▸ Exercise brief: Repeat each record below exactly as given.

▼▼▼

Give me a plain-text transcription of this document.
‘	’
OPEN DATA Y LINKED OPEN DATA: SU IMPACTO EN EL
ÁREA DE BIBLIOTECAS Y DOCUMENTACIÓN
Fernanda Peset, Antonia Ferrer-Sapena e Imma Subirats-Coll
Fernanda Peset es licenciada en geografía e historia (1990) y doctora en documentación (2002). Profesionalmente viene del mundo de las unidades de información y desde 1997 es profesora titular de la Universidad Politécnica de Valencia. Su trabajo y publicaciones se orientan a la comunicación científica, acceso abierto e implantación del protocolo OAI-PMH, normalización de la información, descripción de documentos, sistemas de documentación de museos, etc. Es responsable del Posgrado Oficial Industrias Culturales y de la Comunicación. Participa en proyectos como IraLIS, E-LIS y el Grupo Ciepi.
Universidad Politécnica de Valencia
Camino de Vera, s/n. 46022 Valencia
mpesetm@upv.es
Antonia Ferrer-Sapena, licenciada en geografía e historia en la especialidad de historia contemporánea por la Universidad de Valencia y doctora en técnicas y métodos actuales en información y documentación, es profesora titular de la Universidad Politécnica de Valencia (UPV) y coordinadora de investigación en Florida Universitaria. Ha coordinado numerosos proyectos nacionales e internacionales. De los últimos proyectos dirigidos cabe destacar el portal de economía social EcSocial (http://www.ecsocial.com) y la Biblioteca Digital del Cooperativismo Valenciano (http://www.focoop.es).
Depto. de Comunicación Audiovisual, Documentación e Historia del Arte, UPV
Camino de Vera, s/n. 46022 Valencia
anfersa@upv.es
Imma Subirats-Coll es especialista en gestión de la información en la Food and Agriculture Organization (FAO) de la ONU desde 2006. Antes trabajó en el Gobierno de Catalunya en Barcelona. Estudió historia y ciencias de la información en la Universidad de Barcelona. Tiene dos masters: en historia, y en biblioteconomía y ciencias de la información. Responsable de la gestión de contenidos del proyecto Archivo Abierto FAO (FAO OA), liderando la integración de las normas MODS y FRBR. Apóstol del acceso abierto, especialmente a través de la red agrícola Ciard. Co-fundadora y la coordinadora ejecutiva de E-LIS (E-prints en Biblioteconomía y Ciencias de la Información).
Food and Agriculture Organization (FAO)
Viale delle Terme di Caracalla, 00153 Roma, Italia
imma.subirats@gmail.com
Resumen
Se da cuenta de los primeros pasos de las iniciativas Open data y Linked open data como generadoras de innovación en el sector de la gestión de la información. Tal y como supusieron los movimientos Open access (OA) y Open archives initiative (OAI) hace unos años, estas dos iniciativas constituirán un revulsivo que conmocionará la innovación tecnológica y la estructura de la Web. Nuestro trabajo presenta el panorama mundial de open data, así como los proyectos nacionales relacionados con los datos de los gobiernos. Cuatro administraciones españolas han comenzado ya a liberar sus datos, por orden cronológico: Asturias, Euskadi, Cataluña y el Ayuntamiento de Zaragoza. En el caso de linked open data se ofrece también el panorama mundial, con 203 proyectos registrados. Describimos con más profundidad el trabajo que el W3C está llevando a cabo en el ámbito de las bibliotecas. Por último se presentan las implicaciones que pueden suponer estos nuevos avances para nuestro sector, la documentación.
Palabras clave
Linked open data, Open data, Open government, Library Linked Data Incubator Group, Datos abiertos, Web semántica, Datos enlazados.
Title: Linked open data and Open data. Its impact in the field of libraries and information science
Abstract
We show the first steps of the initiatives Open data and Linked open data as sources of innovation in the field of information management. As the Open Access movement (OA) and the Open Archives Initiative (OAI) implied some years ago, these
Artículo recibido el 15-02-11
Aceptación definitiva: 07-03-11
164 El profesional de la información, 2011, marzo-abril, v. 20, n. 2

▲▲▲

▸ Exercise answer:
Give me a plain-text transcription of this document.
‘	’
OPEN DATA Y LINKED OPEN DATA: SU IMPACTO EN EL
ÁREA DE BIBLIOTECAS Y DOCUMENTACIÓN
Fernanda Peset, Antonia Ferrer-Sapena e Imma Subirats-Coll
Fernanda Peset es licenciada en geografía e historia (1990) y doctora en documentación (2002). Profesionalmente viene del mundo de las unidades de información y desde 1997 es profesora titular de la Universidad Politécnica de Valencia. Su trabajo y publicaciones se orientan a la comunicación científica, acceso abierto e implantación del protocolo OAI-PMH, normalización de la información, descripción de documentos, sistemas de documentación de museos, etc. Es responsable del Posgrado Oficial Industrias Culturales y de la Comunicación. Participa en proyectos como IraLIS, E-LIS y el Grupo Ciepi.
Universidad Politécnica de Valencia
Camino de Vera, s/n. 46022 Valencia
mpesetm@upv.es
Antonia Ferrer-Sapena, licenciada en geografía e historia en la especialidad de historia contemporánea por la Universidad de Valencia y doctora en técnicas y métodos actuales en información y documentación, es profesora titular de la Universidad Politécnica de Valencia (UPV) y coordinadora de investigación en Florida Universitaria. Ha coordinado numerosos proyectos nacionales e internacionales. De los últimos proyectos dirigidos cabe destacar el portal de economía social EcSocial (http://www.ecsocial.com) y la Biblioteca Digital del Cooperativismo Valenciano (http://www.focoop.es).
Depto. de Comunicación Audiovisual, Documentación e Historia del Arte, UPV
Camino de Vera, s/n. 46022 Valencia
anfersa@upv.es
Imma Subirats-Coll es especialista en gestión de la información en la Food and Agriculture Organization (FAO) de la ONU desde 2006. Antes trabajó en el Gobierno de Catalunya en Barcelona. Estudió historia y ciencias de la información en la Universidad de Barcelona. Tiene dos masters: en historia, y en biblioteconomía y ciencias de la información. Responsable de la gestión de contenidos del proyecto Archivo Abierto FAO (FAO OA), liderando la integración de las normas MODS y FRBR. Apóstol del acceso abierto, especialmente a través de la red agrícola Ciard. Co-fundadora y la coordinadora ejecutiva de E-LIS (E-prints en Biblioteconomía y Ciencias de la Información).
Food and Agriculture Organization (FAO)
Viale delle Terme di Caracalla, 00153 Roma, Italia
imma.subirats@gmail.com
Resumen
Se da cuenta de los primeros pasos de las iniciativas Open data y Linked open data como generadoras de innovación en el sector de la gestión de la información. Tal y como supusieron los movimientos Open access (OA) y Open archives initiative (OAI) hace unos años, estas dos iniciativas constituirán un revulsivo que conmocionará la innovación tecnológica y la estructura de la Web. Nuestro trabajo presenta el panorama mundial de open data, así como los proyectos nacionales relacionados con los datos de los gobiernos. Cuatro administraciones españolas han comenzado ya a liberar sus datos, por orden cronológico: Asturias, Euskadi, Cataluña y el Ayuntamiento de Zaragoza. En el caso de linked open data se ofrece también el panorama mundial, con 203 proyectos registrados. Describimos con más profundidad el trabajo que el W3C está llevando a cabo en el ámbito de las bibliotecas. Por último se presentan las implicaciones que pueden suponer estos nuevos avances para nuestro sector, la documentación.
Palabras clave
Linked open data, Open data, Open government, Library Linked Data Incubator Group, Datos abiertos, Web semántica, Datos enlazados.
Title: Linked open data and Open data. Its impact in the field of libraries and information science
Abstract
We show the first steps of the initiatives Open data and Linked open data as sources of innovation in the field of information management. As the Open Access movement (OA) and the Open Archives Initiative (OAI) implied some years ago, these
Artículo recibido el 15-02-11
Aceptación definitiva: 07-03-11
164 El profesional de la información, 2011, marzo-abril, v. 20, n. 2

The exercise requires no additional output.